Wherever the string "pinzas" appears, copy the whole line.

Records:
-- Begin --

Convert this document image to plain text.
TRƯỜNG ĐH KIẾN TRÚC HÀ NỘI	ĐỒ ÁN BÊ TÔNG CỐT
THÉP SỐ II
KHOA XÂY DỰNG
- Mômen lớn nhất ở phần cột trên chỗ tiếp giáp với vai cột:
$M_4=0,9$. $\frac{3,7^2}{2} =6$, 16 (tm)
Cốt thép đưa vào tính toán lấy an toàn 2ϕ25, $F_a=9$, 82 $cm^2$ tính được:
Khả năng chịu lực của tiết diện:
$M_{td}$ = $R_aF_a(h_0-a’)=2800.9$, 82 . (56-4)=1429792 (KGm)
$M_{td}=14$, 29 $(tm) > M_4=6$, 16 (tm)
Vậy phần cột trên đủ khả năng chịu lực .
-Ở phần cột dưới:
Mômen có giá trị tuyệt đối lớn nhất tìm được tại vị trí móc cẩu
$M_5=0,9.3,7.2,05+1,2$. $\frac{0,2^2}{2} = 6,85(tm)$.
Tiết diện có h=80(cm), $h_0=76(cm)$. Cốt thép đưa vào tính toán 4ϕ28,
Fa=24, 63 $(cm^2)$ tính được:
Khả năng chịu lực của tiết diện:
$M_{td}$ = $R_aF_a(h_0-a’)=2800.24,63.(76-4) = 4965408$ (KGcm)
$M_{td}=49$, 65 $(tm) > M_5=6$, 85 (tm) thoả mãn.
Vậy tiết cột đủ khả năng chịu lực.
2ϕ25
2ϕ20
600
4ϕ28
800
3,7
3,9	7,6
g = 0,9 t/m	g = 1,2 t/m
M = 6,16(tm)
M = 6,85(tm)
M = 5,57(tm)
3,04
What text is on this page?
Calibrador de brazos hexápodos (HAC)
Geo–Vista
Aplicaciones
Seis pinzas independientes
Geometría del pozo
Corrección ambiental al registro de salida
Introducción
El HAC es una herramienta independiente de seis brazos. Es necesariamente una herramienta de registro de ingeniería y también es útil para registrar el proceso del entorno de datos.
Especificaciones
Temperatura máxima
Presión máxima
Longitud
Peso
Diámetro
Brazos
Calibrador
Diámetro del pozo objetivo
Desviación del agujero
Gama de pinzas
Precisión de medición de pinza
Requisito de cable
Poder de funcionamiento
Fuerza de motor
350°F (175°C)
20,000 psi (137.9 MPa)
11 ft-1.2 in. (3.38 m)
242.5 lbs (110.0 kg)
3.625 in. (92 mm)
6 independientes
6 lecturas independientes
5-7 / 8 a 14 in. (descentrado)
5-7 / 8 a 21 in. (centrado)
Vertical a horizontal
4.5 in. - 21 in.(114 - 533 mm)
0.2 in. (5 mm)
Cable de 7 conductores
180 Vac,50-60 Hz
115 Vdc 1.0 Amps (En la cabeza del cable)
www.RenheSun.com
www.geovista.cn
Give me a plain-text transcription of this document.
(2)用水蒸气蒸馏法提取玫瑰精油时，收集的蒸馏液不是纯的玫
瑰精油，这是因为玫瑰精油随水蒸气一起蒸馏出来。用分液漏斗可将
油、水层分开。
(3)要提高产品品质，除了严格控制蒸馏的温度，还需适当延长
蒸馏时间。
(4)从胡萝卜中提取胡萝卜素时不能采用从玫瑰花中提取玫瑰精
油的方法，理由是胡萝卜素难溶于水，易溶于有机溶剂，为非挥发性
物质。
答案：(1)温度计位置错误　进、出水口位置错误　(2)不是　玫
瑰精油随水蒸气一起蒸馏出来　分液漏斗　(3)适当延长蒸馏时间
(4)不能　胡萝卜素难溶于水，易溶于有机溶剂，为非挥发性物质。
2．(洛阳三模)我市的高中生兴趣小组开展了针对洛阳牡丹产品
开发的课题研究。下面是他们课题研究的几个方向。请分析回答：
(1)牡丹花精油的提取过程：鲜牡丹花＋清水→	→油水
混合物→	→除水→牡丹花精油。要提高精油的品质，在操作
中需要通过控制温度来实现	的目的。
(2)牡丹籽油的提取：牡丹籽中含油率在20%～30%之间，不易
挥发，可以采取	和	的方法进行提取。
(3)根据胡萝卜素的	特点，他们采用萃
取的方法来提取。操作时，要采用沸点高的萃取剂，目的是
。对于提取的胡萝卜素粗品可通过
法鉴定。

-- End --

Solved exercise:
Seis pinzas independientes
Gama de pinzas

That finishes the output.